Raw records
────────────────────
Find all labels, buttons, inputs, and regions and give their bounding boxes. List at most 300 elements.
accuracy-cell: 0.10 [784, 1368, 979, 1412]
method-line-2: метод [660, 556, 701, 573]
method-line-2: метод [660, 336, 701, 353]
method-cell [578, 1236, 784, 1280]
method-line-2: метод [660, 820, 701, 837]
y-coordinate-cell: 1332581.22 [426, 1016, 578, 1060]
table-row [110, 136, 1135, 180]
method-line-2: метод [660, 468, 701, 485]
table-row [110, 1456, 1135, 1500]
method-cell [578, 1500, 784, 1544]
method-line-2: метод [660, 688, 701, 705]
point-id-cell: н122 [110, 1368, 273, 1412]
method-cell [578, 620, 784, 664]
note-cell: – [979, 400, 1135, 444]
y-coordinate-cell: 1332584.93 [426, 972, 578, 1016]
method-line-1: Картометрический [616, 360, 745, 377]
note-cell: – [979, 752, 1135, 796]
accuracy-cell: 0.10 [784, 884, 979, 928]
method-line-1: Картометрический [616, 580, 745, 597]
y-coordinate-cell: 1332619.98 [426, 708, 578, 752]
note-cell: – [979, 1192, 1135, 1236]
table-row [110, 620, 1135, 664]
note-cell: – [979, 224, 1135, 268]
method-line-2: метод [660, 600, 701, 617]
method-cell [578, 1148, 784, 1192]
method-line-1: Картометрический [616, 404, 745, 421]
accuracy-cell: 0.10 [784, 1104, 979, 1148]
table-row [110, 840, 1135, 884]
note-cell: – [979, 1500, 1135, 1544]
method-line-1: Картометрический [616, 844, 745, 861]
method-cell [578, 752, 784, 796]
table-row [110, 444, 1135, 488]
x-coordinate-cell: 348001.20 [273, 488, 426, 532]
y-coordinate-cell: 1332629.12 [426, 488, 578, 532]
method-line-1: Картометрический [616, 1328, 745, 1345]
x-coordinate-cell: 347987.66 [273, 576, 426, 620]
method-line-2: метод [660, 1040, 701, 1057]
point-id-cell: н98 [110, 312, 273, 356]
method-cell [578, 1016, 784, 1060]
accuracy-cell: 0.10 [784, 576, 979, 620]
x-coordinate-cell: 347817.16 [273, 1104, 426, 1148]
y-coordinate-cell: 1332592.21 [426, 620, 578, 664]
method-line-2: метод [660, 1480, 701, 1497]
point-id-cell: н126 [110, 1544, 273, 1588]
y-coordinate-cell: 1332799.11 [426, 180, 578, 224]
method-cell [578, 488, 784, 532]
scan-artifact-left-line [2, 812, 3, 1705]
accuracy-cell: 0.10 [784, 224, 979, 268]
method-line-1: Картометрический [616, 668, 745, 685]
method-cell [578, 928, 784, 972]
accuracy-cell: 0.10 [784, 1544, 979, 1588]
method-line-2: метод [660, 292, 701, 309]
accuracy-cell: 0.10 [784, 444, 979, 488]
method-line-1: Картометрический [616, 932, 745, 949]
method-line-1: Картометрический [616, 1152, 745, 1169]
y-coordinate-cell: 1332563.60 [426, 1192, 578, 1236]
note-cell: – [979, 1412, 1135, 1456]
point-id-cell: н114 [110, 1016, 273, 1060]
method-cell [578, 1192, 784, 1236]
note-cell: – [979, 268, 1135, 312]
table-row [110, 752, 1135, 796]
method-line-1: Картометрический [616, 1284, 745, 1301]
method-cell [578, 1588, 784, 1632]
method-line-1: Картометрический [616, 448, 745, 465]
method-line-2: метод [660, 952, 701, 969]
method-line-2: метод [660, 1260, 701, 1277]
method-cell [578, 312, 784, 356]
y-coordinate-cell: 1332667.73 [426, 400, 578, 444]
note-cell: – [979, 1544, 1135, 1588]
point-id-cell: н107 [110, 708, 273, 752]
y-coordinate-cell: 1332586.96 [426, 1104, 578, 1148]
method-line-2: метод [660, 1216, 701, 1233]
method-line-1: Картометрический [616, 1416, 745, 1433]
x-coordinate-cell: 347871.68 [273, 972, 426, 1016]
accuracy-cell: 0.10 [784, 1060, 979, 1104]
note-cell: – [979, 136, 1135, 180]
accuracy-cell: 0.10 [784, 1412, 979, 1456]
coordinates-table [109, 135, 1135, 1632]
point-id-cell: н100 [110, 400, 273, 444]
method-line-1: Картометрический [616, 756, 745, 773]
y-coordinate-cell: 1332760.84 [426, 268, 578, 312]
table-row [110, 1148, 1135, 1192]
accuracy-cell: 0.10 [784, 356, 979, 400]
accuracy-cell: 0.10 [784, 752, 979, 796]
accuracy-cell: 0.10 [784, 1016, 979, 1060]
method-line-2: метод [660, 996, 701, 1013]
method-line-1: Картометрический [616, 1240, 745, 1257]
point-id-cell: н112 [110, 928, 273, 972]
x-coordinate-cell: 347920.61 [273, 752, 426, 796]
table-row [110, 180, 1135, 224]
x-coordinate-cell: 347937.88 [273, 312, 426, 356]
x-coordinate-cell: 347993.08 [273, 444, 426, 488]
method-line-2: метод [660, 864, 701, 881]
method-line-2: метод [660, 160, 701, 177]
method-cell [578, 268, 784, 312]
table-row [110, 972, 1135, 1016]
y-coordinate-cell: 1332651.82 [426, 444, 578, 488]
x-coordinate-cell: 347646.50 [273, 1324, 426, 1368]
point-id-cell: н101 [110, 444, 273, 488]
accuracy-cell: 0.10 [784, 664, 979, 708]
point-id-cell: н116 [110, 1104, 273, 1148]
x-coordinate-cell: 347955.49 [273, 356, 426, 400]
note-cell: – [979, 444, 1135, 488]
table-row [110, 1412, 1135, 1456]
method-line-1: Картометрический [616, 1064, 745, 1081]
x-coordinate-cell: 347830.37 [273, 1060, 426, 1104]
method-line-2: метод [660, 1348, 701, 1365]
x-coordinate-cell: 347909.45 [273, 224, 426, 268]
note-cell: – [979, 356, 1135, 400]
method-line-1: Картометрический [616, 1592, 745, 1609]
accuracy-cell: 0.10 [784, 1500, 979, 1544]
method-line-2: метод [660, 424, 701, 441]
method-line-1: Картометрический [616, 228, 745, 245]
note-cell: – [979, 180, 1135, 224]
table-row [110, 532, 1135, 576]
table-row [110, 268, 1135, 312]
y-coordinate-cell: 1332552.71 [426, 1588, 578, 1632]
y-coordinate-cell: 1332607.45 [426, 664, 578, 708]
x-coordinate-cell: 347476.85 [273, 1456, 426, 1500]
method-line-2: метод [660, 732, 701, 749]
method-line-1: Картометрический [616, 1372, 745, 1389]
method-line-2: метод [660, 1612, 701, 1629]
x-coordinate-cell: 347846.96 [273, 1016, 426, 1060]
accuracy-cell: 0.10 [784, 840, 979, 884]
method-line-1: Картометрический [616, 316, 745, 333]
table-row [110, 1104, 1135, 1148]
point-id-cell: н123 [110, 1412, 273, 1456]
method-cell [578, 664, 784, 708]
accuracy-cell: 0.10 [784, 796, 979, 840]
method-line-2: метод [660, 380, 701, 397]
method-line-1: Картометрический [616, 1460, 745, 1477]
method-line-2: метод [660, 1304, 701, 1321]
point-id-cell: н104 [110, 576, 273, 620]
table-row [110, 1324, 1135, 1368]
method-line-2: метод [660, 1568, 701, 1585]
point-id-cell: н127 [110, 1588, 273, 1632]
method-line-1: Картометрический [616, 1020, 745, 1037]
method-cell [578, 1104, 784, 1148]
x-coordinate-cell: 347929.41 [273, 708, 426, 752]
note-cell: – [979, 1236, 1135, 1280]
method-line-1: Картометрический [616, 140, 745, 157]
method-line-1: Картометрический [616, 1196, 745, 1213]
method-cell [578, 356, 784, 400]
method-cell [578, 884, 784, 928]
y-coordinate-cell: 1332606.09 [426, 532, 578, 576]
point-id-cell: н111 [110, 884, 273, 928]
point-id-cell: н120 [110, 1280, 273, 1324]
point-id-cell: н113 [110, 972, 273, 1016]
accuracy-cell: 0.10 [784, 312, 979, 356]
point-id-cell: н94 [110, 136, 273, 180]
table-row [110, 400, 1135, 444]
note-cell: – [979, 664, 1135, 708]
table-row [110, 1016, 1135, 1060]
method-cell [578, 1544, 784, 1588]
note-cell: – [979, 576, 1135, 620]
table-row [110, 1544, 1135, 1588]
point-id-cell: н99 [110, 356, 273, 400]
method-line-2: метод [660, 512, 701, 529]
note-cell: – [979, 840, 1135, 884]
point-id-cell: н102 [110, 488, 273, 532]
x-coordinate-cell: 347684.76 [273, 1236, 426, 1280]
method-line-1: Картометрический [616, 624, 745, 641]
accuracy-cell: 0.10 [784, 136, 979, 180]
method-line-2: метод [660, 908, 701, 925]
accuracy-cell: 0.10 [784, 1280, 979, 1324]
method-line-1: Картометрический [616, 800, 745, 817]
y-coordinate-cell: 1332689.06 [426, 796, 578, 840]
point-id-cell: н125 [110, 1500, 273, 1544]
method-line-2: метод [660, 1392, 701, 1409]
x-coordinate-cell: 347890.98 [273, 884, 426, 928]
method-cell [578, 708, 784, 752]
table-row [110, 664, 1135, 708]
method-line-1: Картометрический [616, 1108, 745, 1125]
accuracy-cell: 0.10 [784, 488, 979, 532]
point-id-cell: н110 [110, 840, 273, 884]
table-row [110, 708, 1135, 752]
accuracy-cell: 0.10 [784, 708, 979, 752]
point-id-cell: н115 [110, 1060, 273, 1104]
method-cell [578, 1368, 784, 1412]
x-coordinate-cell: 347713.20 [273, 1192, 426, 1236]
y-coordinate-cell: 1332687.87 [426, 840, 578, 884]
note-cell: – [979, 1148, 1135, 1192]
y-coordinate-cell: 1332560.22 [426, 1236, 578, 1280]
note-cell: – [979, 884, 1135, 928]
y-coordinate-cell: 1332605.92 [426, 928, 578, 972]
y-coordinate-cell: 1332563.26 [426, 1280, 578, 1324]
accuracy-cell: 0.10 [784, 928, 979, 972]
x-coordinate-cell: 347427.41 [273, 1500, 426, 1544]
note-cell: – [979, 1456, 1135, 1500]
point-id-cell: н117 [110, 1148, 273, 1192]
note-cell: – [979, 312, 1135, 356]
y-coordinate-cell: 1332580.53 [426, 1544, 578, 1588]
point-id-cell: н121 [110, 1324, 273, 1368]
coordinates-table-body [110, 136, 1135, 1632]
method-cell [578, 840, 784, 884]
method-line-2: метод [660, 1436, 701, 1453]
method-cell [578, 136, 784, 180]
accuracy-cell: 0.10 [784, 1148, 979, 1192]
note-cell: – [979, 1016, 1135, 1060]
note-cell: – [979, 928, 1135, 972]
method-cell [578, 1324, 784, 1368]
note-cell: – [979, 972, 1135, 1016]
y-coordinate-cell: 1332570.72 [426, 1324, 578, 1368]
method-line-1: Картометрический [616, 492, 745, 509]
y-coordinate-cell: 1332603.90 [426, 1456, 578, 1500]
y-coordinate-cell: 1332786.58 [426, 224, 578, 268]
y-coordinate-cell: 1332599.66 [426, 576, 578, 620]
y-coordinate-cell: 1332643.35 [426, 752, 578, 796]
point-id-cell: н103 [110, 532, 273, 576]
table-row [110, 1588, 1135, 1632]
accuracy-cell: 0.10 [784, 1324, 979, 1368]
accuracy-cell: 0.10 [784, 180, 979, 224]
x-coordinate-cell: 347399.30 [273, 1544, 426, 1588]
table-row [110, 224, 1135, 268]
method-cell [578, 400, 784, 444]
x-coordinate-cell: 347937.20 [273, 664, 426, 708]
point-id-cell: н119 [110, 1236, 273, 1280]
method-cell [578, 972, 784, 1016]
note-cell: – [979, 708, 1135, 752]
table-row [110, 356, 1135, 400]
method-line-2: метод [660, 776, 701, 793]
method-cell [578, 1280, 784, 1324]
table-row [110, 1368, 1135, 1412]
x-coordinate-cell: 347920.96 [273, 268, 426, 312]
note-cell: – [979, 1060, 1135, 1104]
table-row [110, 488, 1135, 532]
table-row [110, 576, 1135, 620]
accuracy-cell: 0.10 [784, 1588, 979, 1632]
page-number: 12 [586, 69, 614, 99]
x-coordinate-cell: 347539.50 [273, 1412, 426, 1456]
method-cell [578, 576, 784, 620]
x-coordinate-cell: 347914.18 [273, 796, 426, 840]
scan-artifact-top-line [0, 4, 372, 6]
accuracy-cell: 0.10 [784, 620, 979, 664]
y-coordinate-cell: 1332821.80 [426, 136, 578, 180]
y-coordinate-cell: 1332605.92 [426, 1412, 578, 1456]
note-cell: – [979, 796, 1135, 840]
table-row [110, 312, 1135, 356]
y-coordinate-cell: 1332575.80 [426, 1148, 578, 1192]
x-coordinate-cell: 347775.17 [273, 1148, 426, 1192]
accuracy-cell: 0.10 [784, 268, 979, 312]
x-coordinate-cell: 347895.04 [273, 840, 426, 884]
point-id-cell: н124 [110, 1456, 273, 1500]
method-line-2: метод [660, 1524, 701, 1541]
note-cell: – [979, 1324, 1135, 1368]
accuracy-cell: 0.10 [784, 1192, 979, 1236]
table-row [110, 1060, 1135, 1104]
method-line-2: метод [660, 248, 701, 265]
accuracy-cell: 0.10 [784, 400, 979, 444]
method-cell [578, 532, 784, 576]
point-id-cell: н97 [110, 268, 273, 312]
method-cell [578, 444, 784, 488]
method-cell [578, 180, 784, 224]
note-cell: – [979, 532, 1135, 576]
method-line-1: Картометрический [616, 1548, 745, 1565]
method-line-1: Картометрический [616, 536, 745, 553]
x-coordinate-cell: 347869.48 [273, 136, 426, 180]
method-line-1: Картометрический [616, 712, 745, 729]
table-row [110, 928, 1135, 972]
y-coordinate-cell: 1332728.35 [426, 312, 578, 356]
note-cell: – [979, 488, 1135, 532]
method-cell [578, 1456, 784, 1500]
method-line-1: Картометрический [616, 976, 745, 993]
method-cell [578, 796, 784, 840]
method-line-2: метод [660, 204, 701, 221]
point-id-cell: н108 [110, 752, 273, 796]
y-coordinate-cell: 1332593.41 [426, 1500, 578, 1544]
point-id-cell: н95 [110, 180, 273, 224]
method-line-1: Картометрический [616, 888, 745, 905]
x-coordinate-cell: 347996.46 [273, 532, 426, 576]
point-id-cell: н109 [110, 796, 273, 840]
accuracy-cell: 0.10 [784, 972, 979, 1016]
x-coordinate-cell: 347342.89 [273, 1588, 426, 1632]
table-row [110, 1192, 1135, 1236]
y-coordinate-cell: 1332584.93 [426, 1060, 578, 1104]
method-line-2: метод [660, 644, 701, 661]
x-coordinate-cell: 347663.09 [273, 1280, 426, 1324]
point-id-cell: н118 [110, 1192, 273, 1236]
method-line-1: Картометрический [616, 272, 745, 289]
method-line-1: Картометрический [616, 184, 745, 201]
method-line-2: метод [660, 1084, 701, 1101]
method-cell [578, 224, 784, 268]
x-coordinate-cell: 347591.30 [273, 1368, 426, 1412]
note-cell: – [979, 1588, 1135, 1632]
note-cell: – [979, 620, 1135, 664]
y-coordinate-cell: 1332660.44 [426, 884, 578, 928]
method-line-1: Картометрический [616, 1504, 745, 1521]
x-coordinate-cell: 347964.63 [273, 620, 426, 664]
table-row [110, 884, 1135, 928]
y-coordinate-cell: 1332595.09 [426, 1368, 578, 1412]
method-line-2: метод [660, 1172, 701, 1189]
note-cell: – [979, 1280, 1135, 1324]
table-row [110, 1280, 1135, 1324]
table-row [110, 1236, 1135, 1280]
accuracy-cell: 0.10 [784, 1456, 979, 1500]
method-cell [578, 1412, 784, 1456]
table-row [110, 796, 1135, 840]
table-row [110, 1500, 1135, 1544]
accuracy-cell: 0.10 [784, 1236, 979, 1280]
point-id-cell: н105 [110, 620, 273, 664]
────────────────────
-- Task details --
Starting at the beginning of the items and ending at the line containing "accuracy-cell: 0.10 [784, 444, 979, 488]", write those lines out again with "remark-cell" substituted for "note-cell" and everything else left unchanged.

-- Output --
Find all labels, buttons, inputs, and regions and give their bounding boxes. List at most 300 elements.
accuracy-cell: 0.10 [784, 1368, 979, 1412]
method-line-2: метод [660, 556, 701, 573]
method-line-2: метод [660, 336, 701, 353]
method-cell [578, 1236, 784, 1280]
method-line-2: метод [660, 820, 701, 837]
y-coordinate-cell: 1332581.22 [426, 1016, 578, 1060]
table-row [110, 136, 1135, 180]
method-line-2: метод [660, 468, 701, 485]
table-row [110, 1456, 1135, 1500]
method-cell [578, 1500, 784, 1544]
method-line-2: метод [660, 688, 701, 705]
point-id-cell: н122 [110, 1368, 273, 1412]
method-cell [578, 620, 784, 664]
remark-cell: – [979, 400, 1135, 444]
y-coordinate-cell: 1332584.93 [426, 972, 578, 1016]
method-line-1: Картометрический [616, 360, 745, 377]
remark-cell: – [979, 752, 1135, 796]
accuracy-cell: 0.10 [784, 884, 979, 928]
method-line-1: Картометрический [616, 580, 745, 597]
y-coordinate-cell: 1332619.98 [426, 708, 578, 752]
remark-cell: – [979, 1192, 1135, 1236]
table-row [110, 620, 1135, 664]
remark-cell: – [979, 224, 1135, 268]
method-line-2: метод [660, 600, 701, 617]
method-cell [578, 1148, 784, 1192]
method-line-1: Картометрический [616, 404, 745, 421]
accuracy-cell: 0.10 [784, 1104, 979, 1148]
table-row [110, 840, 1135, 884]
remark-cell: – [979, 1500, 1135, 1544]
method-line-1: Картометрический [616, 844, 745, 861]
method-cell [578, 752, 784, 796]
table-row [110, 444, 1135, 488]
x-coordinate-cell: 348001.20 [273, 488, 426, 532]
y-coordinate-cell: 1332629.12 [426, 488, 578, 532]
method-line-1: Картометрический [616, 1328, 745, 1345]
x-coordinate-cell: 347987.66 [273, 576, 426, 620]
method-line-2: метод [660, 1040, 701, 1057]
point-id-cell: н98 [110, 312, 273, 356]
method-cell [578, 1016, 784, 1060]
accuracy-cell: 0.10 [784, 576, 979, 620]
x-coordinate-cell: 347817.16 [273, 1104, 426, 1148]
y-coordinate-cell: 1332592.21 [426, 620, 578, 664]
method-line-2: метод [660, 1480, 701, 1497]
point-id-cell: н126 [110, 1544, 273, 1588]
y-coordinate-cell: 1332799.11 [426, 180, 578, 224]
method-cell [578, 488, 784, 532]
scan-artifact-left-line [2, 812, 3, 1705]
accuracy-cell: 0.10 [784, 224, 979, 268]
method-line-1: Картометрический [616, 668, 745, 685]
method-cell [578, 928, 784, 972]
accuracy-cell: 0.10 [784, 1544, 979, 1588]
method-line-2: метод [660, 292, 701, 309]
accuracy-cell: 0.10 [784, 444, 979, 488]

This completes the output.